(Data entries)

___

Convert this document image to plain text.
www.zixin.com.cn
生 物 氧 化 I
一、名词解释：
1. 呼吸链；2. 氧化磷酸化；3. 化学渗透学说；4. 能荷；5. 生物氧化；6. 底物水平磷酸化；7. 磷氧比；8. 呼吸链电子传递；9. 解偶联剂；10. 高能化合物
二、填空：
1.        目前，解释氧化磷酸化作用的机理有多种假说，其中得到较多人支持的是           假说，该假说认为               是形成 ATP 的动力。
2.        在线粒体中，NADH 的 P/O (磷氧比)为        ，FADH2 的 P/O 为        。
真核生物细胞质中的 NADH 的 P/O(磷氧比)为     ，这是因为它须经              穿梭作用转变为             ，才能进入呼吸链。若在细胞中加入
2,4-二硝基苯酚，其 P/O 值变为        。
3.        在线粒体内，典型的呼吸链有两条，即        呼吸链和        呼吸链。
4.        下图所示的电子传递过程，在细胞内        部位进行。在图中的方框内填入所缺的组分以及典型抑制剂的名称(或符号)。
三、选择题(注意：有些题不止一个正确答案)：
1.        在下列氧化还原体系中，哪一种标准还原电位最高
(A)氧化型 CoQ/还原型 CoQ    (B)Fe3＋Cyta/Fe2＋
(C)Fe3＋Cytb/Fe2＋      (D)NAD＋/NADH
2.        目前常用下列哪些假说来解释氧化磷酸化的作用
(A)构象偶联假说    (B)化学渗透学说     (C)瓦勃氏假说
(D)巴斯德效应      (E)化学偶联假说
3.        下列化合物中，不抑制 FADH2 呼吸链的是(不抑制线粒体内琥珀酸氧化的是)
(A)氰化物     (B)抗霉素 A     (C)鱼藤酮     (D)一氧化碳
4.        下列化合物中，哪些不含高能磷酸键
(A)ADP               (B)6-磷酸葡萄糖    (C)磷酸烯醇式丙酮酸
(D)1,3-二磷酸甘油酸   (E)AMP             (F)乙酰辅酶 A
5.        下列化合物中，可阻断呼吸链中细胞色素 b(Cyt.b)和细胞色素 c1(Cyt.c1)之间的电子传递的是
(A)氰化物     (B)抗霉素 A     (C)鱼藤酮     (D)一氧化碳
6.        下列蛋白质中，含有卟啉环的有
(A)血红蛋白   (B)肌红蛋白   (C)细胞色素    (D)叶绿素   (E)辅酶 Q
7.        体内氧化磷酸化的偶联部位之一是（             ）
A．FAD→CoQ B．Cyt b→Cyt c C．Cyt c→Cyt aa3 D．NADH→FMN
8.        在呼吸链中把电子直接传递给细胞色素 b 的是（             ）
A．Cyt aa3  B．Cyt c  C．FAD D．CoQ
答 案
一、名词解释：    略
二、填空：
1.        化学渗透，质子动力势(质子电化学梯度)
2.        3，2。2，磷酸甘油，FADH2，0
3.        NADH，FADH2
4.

___

**JOB**
From the entries, report each line that includes the word "NADH".

**COMPLETED EXERCISE**
2.        在线粒体中，NADH 的 P/O (磷氧比)为        ，FADH2 的 P/O 为        。
真核生物细胞质中的 NADH 的 P/O(磷氧比)为     ，这是因为它须经              穿梭作用转变为             ，才能进入呼吸链。若在细胞中加入
(C)Fe3＋Cytb/Fe2＋      (D)NAD＋/NADH
A．FAD→CoQ B．Cyt b→Cyt c C．Cyt c→Cyt aa3 D．NADH→FMN
3.        NADH，FADH2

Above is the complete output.